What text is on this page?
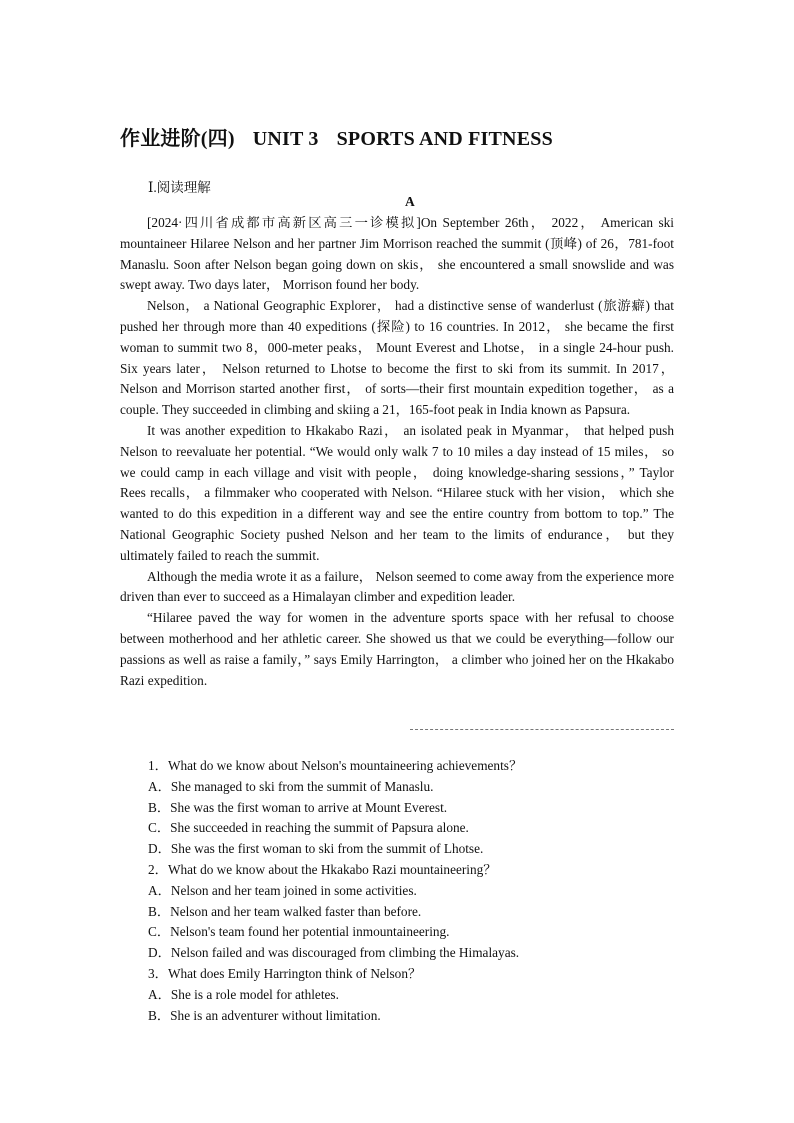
作业进阶(四) UNIT 3 SPORTS AND FITNESS
Ⅰ.阅读理解
A

[2024·四川省成都市高新区高三一诊模拟]On September 26th， 2022， American ski mountaineer Hilaree Nelson and her partner Jim Morrison reached the summit (顶峰) of 26，781-foot Manaslu. Soon after Nelson began going down on skis， she encountered a small snowslide and was swept away. Two days later， Morrison found her body.

Nelson， a National Geographic Explorer， had a distinctive sense of wanderlust (旅游癖) that pushed her through more than 40 expeditions (探险) to 16 countries. In 2012， she became the first woman to summit two 8，000-meter peaks， Mount Everest and Lhotse， in a single 24-hour push. Six years later， Nelson returned to Lhotse to become the first to ski from its summit. In 2017， Nelson and Morrison started another first， of sorts—their first mountain expedition together， as a couple. They succeeded in climbing and skiing a 21，165-foot peak in India known as Papsura.

It was another expedition to Hkakabo Razi， an isolated peak in Myanmar， that helped push Nelson to reevaluate her potential. “We would only walk 7 to 10 miles a day instead of 15 miles， so we could camp in each village and visit with people， doing knowledge-sharing sessions，” Taylor Rees recalls， a filmmaker who cooperated with Nelson. “Hilaree stuck with her vision， which she wanted to do this expedition in a different way and see the entire country from bottom to top.” The National Geographic Society pushed Nelson and her team to the limits of endurance， but they ultimately failed to reach the summit.

Although the media wrote it as a failure， Nelson seemed to come away from the experience more driven than ever to succeed as a Himalayan climber and expedition leader.

“Hilaree paved the way for women in the adventure sports space with her refusal to choose between motherhood and her athletic career. She showed us that we could be everything—follow our passions as well as raise a family，” says Emily Harrington， a climber who joined her on the Hkakabo Razi expedition.

1．What do we know about Nelson's mountaineering achievements？
A．She managed to ski from the summit of Manaslu.
B．She was the first woman to arrive at Mount Everest.
C．She succeeded in reaching the summit of Papsura alone.
D．She was the first woman to ski from the summit of Lhotse.
2．What do we know about the Hkakabo Razi mountaineering？
A．Nelson and her team joined in some activities.
B．Nelson and her team walked faster than before.
C．Nelson's team found her potential inmountaineering.
D．Nelson failed and was discouraged from climbing the Himalayas.
3．What does Emily Harrington think of Nelson？
A．She is a role model for athletes.
B．She is an adventurer without limitation.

* Description of the task *
Go through the entries above and output them exactly, without pictures.

* Solution for this exercise *
What text is on this page?
作业进阶(四) UNIT 3 SPORTS AND FITNESS
Ⅰ.阅读理解
A

[2024·四川省成都市高新区高三一诊模拟]On September 26th， 2022， American ski mountaineer Hilaree Nelson and her partner Jim Morrison reached the summit (顶峰) of 26，781-foot Manaslu. Soon after Nelson began going down on skis， she encountered a small snowslide and was swept away. Two days later， Morrison found her body.

Nelson， a National Geographic Explorer， had a distinctive sense of wanderlust (旅游癖) that pushed her through more than 40 expeditions (探险) to 16 countries. In 2012， she became the first woman to summit two 8，000-meter peaks， Mount Everest and Lhotse， in a single 24-hour push. Six years later， Nelson returned to Lhotse to become the first to ski from its summit. In 2017， Nelson and Morrison started another first， of sorts—their first mountain expedition together， as a couple. They succeeded in climbing and skiing a 21，165-foot peak in India known as Papsura.

It was another expedition to Hkakabo Razi， an isolated peak in Myanmar， that helped push Nelson to reevaluate her potential. “We would only walk 7 to 10 miles a day instead of 15 miles， so we could camp in each village and visit with people， doing knowledge-sharing sessions，” Taylor Rees recalls， a filmmaker who cooperated with Nelson. “Hilaree stuck with her vision， which she wanted to do this expedition in a different way and see the entire country from bottom to top.” The National Geographic Society pushed Nelson and her team to the limits of endurance， but they ultimately failed to reach the summit.

Although the media wrote it as a failure， Nelson seemed to come away from the experience more driven than ever to succeed as a Himalayan climber and expedition leader.

“Hilaree paved the way for women in the adventure sports space with her refusal to choose between motherhood and her athletic career. She showed us that we could be everything—follow our passions as well as raise a family，” says Emily Harrington， a climber who joined her on the Hkakabo Razi expedition.

1．What do we know about Nelson's mountaineering achievements？
A．She managed to ski from the summit of Manaslu.
B．She was the first woman to arrive at Mount Everest.
C．She succeeded in reaching the summit of Papsura alone.
D．She was the first woman to ski from the summit of Lhotse.
2．What do we know about the Hkakabo Razi mountaineering？
A．Nelson and her team joined in some activities.
B．Nelson and her team walked faster than before.
C．Nelson's team found her potential inmountaineering.
D．Nelson failed and was discouraged from climbing the Himalayas.
3．What does Emily Harrington think of Nelson？
A．She is a role model for athletes.
B．She is an adventurer without limitation.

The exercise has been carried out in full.